* STATED TASK *
Retype each record shown below, leaving every character as it is.

### DATA ROWS ###

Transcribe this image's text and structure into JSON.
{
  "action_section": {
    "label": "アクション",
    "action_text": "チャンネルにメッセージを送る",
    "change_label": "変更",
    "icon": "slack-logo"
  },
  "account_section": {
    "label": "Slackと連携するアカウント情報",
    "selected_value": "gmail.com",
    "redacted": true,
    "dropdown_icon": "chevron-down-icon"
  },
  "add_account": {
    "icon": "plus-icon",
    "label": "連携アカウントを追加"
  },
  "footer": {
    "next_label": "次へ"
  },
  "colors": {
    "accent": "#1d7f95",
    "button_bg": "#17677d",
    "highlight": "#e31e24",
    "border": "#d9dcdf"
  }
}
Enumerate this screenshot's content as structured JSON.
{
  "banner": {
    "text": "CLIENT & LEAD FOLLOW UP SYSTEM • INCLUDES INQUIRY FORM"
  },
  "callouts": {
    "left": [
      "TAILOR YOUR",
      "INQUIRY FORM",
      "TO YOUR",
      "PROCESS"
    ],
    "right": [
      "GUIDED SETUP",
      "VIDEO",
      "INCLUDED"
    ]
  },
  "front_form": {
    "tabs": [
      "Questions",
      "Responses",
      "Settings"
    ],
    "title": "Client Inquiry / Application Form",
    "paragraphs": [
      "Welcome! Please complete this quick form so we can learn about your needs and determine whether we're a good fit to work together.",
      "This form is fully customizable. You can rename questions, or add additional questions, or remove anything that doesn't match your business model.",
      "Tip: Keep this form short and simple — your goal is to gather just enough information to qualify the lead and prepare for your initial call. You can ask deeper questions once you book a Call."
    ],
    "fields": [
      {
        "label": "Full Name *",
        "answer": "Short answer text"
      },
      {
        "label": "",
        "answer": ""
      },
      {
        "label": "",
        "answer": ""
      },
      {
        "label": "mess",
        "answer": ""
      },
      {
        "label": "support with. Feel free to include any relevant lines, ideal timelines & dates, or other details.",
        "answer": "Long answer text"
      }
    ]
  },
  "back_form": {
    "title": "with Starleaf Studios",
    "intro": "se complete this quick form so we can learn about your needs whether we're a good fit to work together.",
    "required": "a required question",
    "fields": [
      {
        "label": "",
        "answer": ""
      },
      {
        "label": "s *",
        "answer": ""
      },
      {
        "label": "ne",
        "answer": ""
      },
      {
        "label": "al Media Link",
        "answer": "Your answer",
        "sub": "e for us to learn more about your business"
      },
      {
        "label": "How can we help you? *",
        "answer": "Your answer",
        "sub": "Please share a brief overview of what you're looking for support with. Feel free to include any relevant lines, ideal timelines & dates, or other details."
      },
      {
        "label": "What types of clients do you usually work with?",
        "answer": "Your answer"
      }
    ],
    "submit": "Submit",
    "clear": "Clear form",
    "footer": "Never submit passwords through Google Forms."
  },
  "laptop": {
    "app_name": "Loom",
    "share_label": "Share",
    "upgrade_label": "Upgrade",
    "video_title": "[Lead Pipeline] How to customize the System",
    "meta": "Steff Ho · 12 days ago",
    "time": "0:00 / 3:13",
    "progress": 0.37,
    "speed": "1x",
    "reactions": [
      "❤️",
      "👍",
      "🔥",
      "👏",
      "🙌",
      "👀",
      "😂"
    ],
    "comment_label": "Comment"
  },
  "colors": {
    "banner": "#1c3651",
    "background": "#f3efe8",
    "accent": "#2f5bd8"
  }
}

###

* WRITTEN SOLUTION *
Transcribe this image's text and structure into JSON.
{
  "action_section": {
    "label": "アクション",
    "action_text": "チャンネルにメッセージを送る",
    "change_label": "変更",
    "icon": "slack-logo"
  },
  "account_section": {
    "label": "Slackと連携するアカウント情報",
    "selected_value": "gmail.com",
    "redacted": true,
    "dropdown_icon": "chevron-down-icon"
  },
  "add_account": {
    "icon": "plus-icon",
    "label": "連携アカウントを追加"
  },
  "footer": {
    "next_label": "次へ"
  },
  "colors": {
    "accent": "#1d7f95",
    "button_bg": "#17677d",
    "highlight": "#e31e24",
    "border": "#d9dcdf"
  }
}
Enumerate this screenshot's content as structured JSON.
{
  "banner": {
    "text": "CLIENT & LEAD FOLLOW UP SYSTEM • INCLUDES INQUIRY FORM"
  },
  "callouts": {
    "left": [
      "TAILOR YOUR",
      "INQUIRY FORM",
      "TO YOUR",
      "PROCESS"
    ],
    "right": [
      "GUIDED SETUP",
      "VIDEO",
      "INCLUDED"
    ]
  },
  "front_form": {
    "tabs": [
      "Questions",
      "Responses",
      "Settings"
    ],
    "title": "Client Inquiry / Application Form",
    "paragraphs": [
      "Welcome! Please complete this quick form so we can learn about your needs and determine whether we're a good fit to work together.",
      "This form is fully customizable. You can rename questions, or add additional questions, or remove anything that doesn't match your business model.",
      "Tip: Keep this form short and simple — your goal is to gather just enough information to qualify the lead and prepare for your initial call. You can ask deeper questions once you book a Call."
    ],
    "fields": [
      {
        "label": "Full Name *",
        "answer": "Short answer text"
      },
      {
        "label": "",
        "answer": ""
      },
      {
        "label": "",
        "answer": ""
      },
      {
        "label": "mess",
        "answer": ""
      },
      {
        "label": "support with. Feel free to include any relevant lines, ideal timelines & dates, or other details.",
        "answer": "Long answer text"
      }
    ]
  },
  "back_form": {
    "title": "with Starleaf Studios",
    "intro": "se complete this quick form so we can learn about your needs whether we're a good fit to work together.",
    "required": "a required question",
    "fields": [
      {
        "label": "",
        "answer": ""
      },
      {
        "label": "s *",
        "answer": ""
      },
      {
        "label": "ne",
        "answer": ""
      },
      {
        "label": "al Media Link",
        "answer": "Your answer",
        "sub": "e for us to learn more about your business"
      },
      {
        "label": "How can we help you? *",
        "answer": "Your answer",
        "sub": "Please share a brief overview of what you're looking for support with. Feel free to include any relevant lines, ideal timelines & dates, or other details."
      },
      {
        "label": "What types of clients do you usually work with?",
        "answer": "Your answer"
      }
    ],
    "submit": "Submit",
    "clear": "Clear form",
    "footer": "Never submit passwords through Google Forms."
  },
  "laptop": {
    "app_name": "Loom",
    "share_label": "Share",
    "upgrade_label": "Upgrade",
    "video_title": "[Lead Pipeline] How to customize the System",
    "meta": "Steff Ho · 12 days ago",
    "time": "0:00 / 3:13",
    "progress": 0.37,
    "speed": "1x",
    "reactions": [
      "❤️",
      "👍",
      "🔥",
      "👏",
      "🙌",
      "👀",
      "😂"
    ],
    "comment_label": "Comment"
  },
  "colors": {
    "banner": "#1c3651",
    "background": "#f3efe8",
    "accent": "#2f5bd8"
  }
}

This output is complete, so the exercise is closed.